[Dataset items]
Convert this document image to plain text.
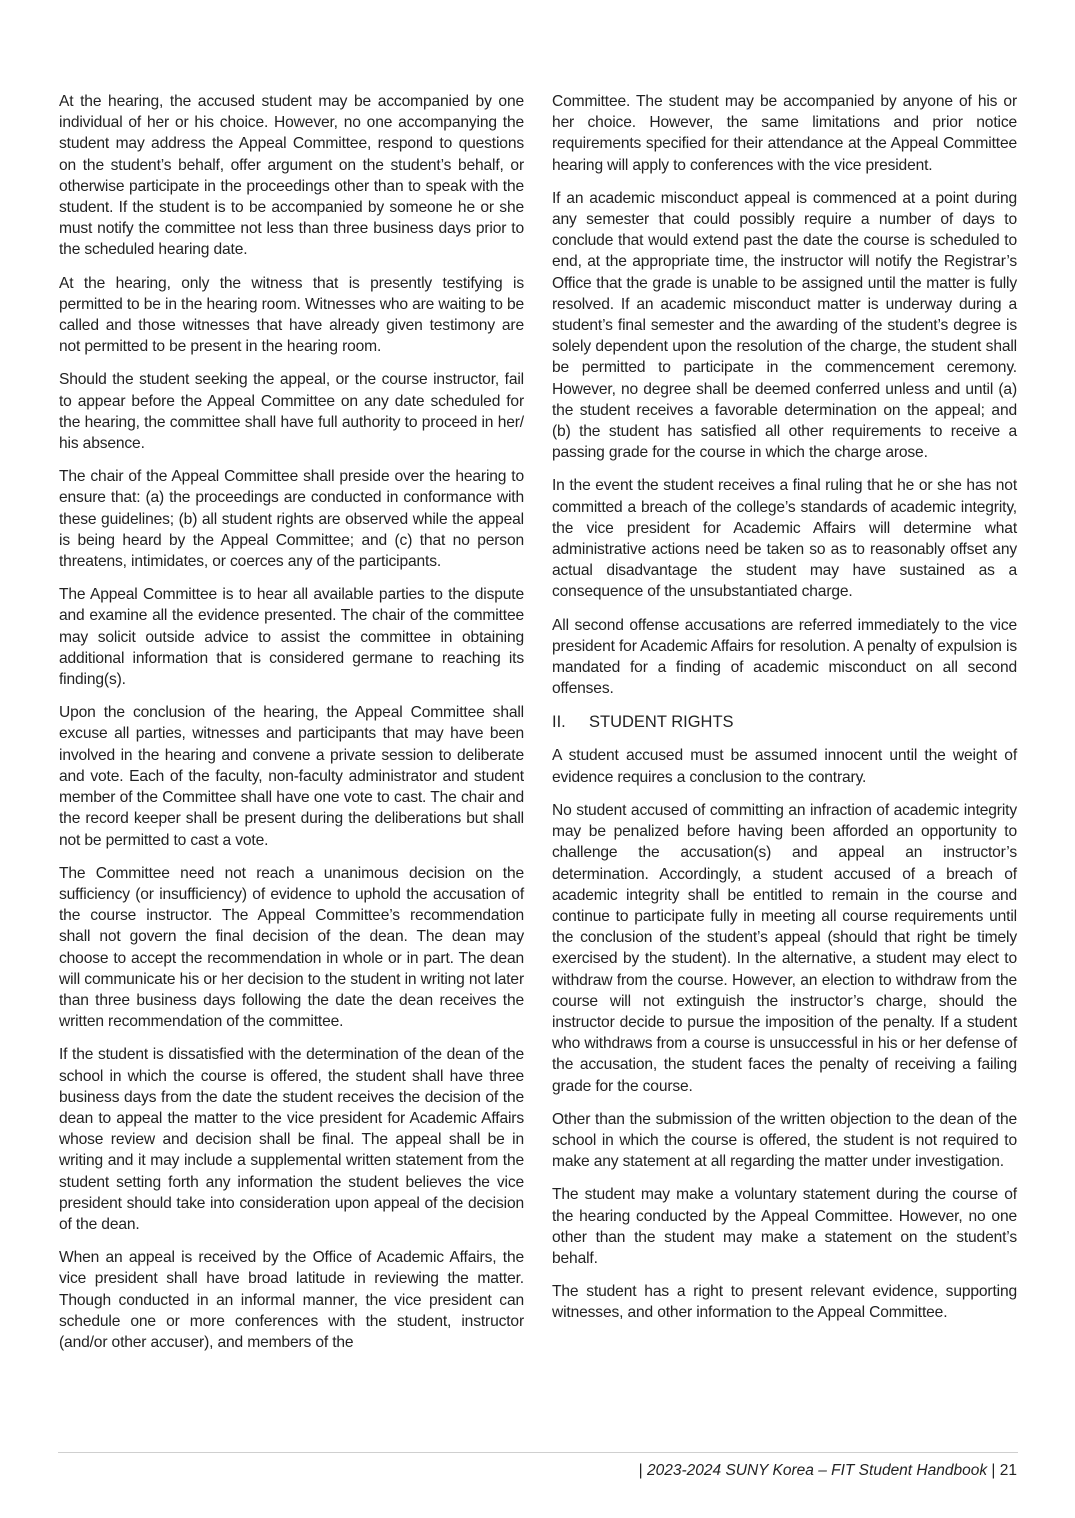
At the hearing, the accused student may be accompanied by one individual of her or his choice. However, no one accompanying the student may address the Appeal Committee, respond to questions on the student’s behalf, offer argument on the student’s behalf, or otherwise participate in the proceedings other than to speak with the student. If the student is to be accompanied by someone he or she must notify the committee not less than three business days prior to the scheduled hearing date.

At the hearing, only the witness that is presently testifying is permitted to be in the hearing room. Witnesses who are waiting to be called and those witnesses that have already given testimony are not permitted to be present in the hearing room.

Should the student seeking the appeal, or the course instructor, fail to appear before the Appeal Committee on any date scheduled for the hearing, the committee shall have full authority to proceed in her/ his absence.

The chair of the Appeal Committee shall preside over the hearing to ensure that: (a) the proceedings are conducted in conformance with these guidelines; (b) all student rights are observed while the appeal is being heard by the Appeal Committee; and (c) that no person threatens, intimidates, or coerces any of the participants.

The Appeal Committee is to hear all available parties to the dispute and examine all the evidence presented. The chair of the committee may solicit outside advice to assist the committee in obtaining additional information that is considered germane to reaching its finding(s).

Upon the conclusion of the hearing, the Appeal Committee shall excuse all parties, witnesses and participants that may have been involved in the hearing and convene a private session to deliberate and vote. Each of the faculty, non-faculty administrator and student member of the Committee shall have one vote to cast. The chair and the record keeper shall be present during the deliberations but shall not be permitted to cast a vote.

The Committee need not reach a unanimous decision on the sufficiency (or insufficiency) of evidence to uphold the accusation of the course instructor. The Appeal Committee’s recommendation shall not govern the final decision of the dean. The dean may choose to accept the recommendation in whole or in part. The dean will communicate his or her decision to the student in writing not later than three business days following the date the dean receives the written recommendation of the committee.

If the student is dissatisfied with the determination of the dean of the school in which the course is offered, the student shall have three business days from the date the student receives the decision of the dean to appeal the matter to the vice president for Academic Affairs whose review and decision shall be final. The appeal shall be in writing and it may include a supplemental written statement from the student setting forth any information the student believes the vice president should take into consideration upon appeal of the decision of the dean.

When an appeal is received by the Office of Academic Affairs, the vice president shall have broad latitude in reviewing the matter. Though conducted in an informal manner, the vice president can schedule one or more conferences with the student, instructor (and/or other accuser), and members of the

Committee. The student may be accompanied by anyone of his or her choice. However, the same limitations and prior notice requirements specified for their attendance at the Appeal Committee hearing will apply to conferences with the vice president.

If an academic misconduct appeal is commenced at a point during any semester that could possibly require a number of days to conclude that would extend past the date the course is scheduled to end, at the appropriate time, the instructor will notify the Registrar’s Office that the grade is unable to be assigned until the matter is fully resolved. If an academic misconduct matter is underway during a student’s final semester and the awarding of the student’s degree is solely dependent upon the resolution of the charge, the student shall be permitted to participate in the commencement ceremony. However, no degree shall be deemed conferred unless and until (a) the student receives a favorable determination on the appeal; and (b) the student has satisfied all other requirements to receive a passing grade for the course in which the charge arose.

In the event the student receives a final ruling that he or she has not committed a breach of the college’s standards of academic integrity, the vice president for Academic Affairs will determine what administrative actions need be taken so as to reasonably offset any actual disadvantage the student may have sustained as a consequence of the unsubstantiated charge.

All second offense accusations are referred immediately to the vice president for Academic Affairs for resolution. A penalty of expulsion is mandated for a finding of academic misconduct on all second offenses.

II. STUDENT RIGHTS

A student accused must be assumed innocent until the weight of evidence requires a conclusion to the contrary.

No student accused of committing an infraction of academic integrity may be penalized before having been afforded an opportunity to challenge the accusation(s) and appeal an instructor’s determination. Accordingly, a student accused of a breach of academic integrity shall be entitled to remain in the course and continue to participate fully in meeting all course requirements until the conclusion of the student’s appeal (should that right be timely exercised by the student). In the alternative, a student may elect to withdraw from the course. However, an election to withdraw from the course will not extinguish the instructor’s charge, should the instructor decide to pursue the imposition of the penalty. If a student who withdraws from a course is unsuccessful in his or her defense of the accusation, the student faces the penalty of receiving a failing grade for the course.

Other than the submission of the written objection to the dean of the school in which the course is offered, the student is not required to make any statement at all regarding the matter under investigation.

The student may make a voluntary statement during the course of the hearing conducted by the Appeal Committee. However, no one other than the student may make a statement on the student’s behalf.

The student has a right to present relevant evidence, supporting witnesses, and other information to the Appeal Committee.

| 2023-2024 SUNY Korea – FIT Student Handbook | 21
...
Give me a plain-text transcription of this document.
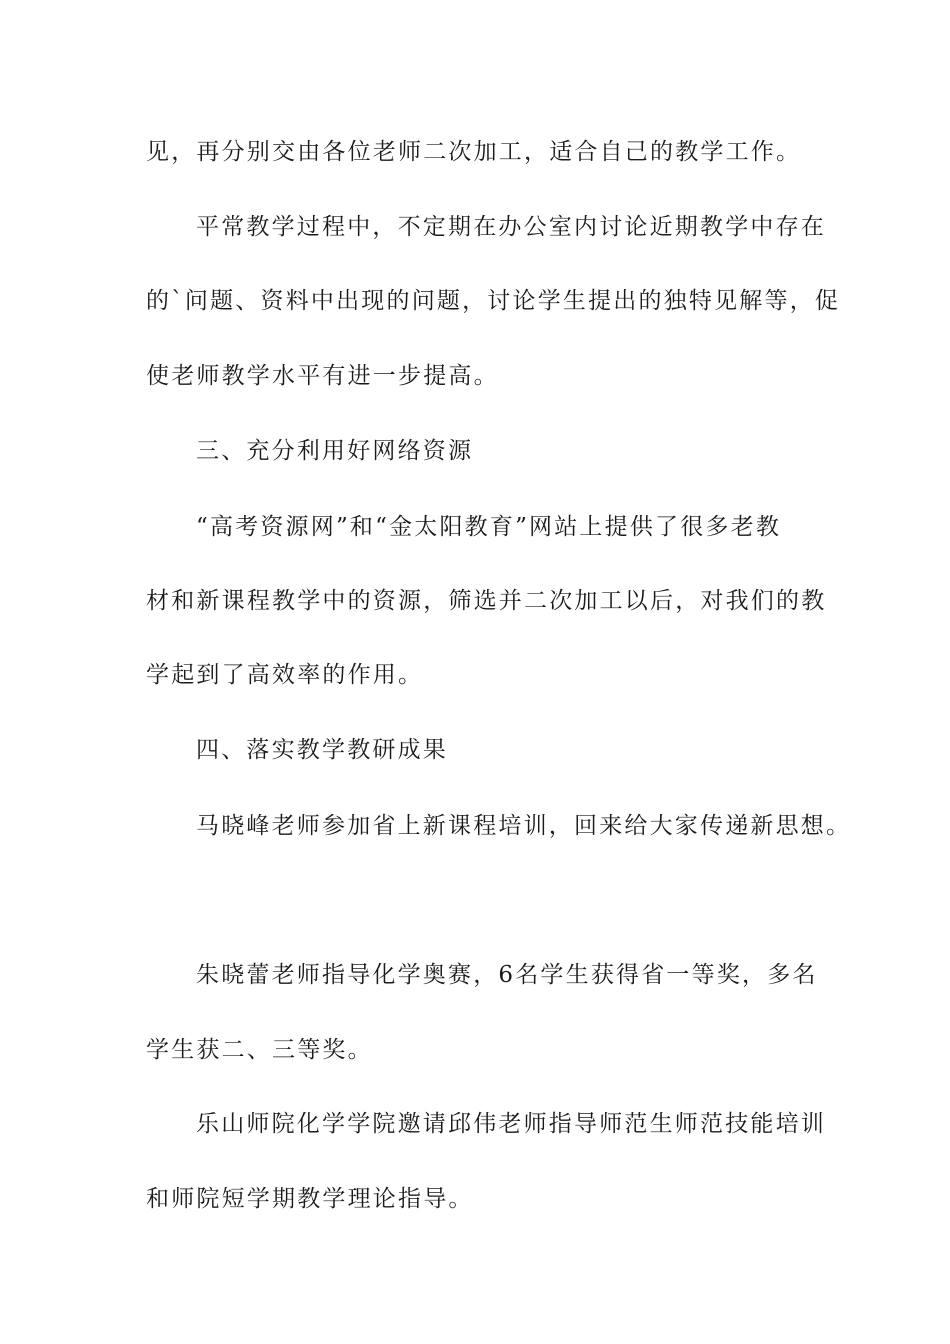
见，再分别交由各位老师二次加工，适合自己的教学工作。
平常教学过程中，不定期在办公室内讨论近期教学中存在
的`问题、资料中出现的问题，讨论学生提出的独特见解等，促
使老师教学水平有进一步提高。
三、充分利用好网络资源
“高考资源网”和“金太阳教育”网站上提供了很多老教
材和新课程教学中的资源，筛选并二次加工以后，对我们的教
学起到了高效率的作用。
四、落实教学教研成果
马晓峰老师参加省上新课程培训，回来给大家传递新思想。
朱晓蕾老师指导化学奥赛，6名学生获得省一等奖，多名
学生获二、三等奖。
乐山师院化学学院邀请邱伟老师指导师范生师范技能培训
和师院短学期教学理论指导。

Short task: Copy out every line holding the string "finding".

Worked answer:
The Appeal Committee is to hear all available parties to the dispute and examine all the evidence presented. The chair of the committee may solicit outside advice to assist the committee in obtaining additional information that is considered germane to reaching its finding(s).
All second offense accusations are referred immediately to the vice president for Academic Affairs for resolution. A penalty of expulsion is mandated for a finding of academic misconduct on all second offenses.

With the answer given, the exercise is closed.